[BEGIN]

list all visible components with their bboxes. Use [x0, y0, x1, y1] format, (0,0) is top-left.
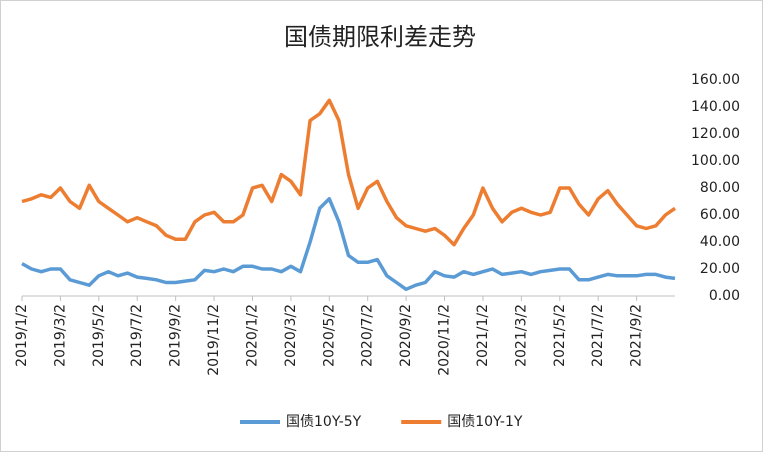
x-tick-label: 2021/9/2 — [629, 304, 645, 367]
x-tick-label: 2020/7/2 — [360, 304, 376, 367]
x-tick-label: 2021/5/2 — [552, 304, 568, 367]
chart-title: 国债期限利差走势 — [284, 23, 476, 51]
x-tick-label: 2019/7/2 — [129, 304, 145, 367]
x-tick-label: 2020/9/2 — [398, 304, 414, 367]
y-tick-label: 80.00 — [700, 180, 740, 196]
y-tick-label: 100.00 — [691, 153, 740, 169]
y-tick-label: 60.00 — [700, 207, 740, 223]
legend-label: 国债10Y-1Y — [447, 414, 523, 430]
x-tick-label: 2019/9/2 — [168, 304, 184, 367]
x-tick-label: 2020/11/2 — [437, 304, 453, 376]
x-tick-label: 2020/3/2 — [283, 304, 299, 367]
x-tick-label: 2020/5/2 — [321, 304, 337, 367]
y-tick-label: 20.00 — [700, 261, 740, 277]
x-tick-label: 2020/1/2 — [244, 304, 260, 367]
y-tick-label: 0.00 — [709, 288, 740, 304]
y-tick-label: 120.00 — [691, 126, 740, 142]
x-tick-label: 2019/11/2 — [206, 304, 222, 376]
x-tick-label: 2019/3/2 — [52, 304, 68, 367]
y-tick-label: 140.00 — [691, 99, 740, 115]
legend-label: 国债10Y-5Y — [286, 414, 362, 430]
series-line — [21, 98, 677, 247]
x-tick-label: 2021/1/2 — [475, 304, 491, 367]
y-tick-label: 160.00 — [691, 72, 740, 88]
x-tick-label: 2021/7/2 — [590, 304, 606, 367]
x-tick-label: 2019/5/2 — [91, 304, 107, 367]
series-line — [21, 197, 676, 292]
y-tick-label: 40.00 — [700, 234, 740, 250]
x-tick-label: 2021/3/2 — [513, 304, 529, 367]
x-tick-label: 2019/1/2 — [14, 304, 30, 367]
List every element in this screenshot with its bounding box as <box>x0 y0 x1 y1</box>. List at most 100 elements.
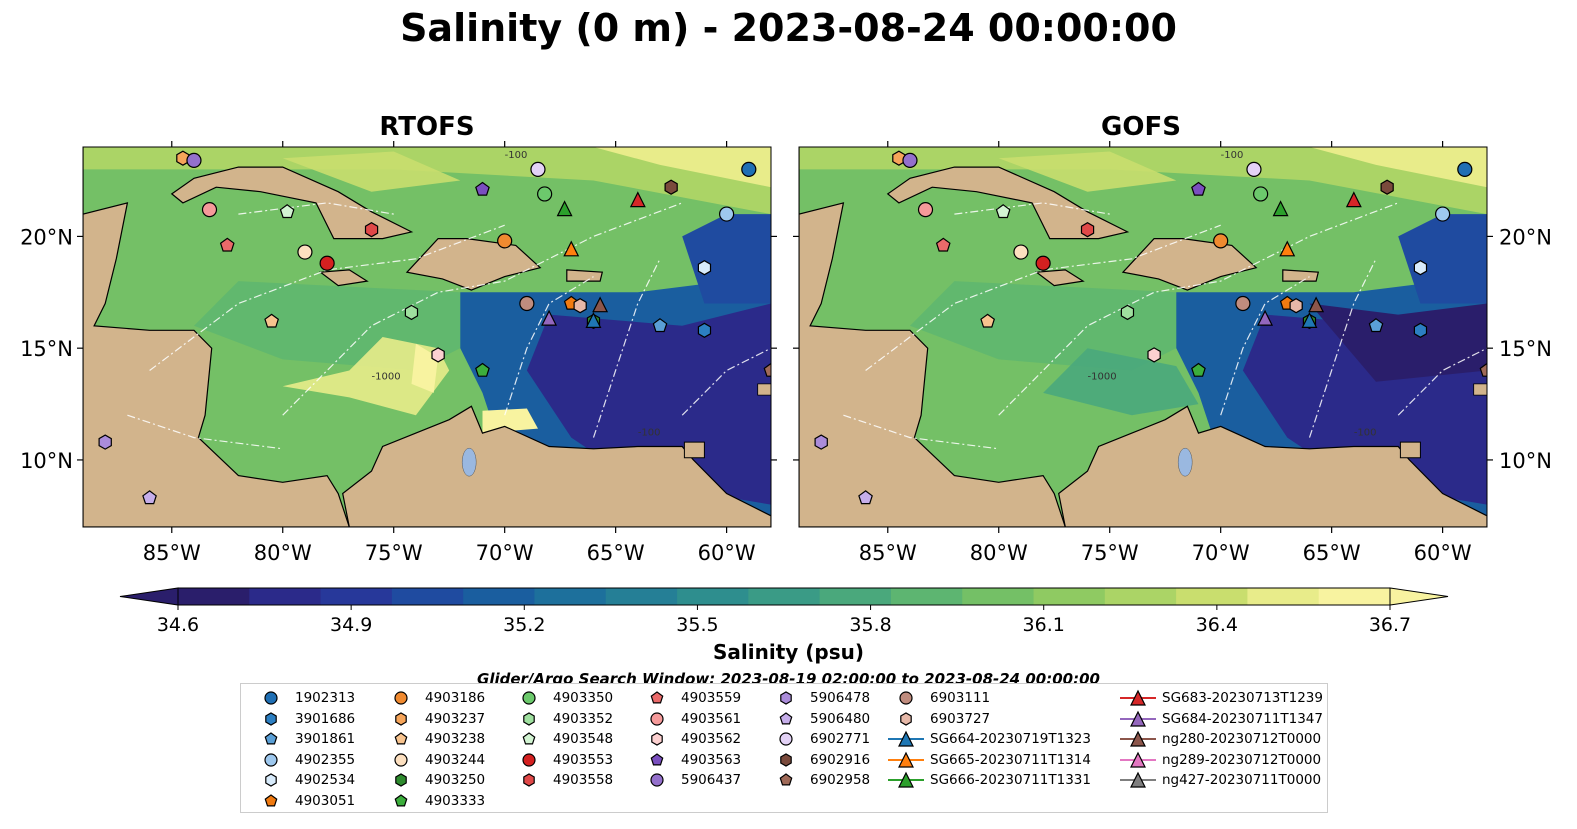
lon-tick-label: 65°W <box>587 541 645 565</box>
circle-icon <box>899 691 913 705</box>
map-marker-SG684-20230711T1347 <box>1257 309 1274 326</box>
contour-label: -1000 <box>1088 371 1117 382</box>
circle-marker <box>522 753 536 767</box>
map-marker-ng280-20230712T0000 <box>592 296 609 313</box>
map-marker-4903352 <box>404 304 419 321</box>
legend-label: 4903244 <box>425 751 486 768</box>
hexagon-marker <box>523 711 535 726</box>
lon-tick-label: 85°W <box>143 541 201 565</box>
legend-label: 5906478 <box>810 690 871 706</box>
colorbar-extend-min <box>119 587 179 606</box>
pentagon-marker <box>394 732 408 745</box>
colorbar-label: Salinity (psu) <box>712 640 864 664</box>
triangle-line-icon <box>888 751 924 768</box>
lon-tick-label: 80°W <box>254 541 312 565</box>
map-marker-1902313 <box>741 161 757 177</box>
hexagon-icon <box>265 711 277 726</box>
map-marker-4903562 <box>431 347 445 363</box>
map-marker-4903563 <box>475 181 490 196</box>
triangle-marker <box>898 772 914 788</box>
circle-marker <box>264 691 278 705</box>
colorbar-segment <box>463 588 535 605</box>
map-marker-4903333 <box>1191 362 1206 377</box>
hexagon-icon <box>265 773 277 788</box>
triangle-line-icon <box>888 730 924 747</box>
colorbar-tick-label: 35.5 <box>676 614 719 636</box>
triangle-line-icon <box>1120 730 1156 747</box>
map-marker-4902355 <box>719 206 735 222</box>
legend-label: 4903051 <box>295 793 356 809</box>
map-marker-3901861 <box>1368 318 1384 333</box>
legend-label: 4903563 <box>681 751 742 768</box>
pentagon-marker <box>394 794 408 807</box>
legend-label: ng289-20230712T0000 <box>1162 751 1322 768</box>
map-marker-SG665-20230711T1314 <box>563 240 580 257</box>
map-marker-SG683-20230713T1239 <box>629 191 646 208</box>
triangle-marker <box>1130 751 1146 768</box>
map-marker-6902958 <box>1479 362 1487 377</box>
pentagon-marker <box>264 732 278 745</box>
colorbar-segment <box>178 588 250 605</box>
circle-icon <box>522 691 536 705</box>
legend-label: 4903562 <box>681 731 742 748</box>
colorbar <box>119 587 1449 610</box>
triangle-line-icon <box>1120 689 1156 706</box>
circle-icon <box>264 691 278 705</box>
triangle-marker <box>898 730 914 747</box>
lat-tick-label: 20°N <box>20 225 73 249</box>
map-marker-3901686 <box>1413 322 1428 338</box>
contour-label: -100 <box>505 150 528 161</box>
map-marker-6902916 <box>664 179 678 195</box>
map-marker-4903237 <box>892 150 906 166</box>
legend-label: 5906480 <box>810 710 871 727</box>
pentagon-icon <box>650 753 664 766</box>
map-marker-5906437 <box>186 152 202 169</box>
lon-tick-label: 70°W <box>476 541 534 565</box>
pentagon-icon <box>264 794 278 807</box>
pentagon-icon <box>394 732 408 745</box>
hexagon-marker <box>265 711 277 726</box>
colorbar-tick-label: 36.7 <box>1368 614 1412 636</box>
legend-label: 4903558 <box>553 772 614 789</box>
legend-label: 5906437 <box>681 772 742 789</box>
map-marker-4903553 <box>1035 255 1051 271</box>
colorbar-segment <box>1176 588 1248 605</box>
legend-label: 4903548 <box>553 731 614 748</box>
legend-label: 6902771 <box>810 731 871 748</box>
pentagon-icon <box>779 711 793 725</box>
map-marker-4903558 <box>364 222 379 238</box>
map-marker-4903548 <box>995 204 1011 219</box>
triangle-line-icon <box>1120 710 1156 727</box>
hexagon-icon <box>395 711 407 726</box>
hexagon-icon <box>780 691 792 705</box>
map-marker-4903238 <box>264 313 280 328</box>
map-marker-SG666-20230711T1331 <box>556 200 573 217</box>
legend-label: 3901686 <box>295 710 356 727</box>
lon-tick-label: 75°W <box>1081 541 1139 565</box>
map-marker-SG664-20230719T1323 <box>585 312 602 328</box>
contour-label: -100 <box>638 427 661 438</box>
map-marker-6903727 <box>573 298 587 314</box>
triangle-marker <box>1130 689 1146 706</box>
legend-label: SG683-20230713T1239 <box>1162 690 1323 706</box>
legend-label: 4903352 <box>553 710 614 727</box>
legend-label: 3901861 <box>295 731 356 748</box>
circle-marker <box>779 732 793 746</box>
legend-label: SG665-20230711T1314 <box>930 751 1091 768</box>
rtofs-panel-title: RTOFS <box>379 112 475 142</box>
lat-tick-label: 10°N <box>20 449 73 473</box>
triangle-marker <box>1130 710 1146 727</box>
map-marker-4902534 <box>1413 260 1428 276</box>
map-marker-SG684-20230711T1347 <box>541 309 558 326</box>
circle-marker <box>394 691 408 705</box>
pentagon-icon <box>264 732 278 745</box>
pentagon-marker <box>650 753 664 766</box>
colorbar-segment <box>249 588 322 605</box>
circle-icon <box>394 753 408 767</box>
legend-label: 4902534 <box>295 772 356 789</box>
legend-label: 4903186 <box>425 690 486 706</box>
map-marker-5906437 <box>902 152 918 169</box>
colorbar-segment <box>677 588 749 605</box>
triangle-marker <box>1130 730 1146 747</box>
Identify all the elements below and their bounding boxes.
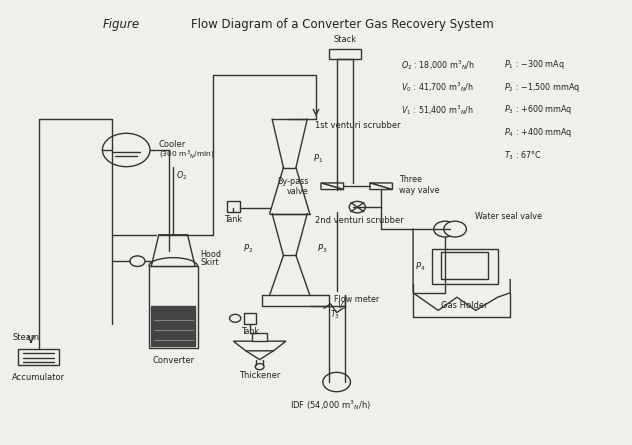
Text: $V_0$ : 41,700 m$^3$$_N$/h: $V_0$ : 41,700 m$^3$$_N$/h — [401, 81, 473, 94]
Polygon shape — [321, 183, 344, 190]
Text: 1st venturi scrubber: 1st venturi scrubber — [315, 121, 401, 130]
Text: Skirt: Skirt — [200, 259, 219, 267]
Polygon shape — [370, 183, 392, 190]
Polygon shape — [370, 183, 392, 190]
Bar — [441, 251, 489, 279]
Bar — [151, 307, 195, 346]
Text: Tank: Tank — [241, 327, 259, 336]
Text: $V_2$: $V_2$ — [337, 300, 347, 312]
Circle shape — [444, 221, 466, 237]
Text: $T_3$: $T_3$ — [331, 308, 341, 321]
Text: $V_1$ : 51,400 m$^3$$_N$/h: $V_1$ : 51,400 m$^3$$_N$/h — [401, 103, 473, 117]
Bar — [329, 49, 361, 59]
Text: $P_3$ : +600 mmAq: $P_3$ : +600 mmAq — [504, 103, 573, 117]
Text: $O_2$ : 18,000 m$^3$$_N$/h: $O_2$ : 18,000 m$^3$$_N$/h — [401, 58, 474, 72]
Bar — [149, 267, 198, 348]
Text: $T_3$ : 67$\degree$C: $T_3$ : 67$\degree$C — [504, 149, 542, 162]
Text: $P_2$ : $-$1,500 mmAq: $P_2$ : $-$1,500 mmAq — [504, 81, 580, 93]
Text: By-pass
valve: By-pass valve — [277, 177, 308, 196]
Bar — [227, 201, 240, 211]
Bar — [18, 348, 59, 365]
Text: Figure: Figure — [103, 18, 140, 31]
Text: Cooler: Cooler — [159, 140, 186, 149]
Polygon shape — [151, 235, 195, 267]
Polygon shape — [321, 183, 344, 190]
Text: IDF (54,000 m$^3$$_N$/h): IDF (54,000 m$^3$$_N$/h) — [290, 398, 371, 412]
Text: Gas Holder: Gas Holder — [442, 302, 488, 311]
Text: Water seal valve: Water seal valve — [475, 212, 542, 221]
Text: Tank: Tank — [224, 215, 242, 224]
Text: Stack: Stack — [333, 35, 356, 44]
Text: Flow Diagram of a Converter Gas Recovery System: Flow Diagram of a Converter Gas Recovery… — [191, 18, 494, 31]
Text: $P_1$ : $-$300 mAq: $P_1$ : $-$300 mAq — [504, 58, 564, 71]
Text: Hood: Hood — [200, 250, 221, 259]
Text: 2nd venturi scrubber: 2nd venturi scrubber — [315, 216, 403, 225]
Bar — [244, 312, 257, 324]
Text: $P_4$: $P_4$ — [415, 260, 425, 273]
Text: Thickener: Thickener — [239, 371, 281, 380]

[END]

- WRITTEN PROBLEM -
Write out, without alteration, the lines of the entries above, starting with the line that contains "x-tick-label: 2021/9/2 — [629, 304, 645, 367]" and ending with the line that contains "x-tick-label: 2020/9/2 — [398, 304, 414, 367]", both included.

- RIGHT ANSWER -
x-tick-label: 2021/9/2 — [629, 304, 645, 367]
x-tick-label: 2020/7/2 — [360, 304, 376, 367]
x-tick-label: 2021/5/2 — [552, 304, 568, 367]
chart-title: 国债期限利差走势 — [284, 23, 476, 51]
x-tick-label: 2019/7/2 — [129, 304, 145, 367]
x-tick-label: 2020/9/2 — [398, 304, 414, 367]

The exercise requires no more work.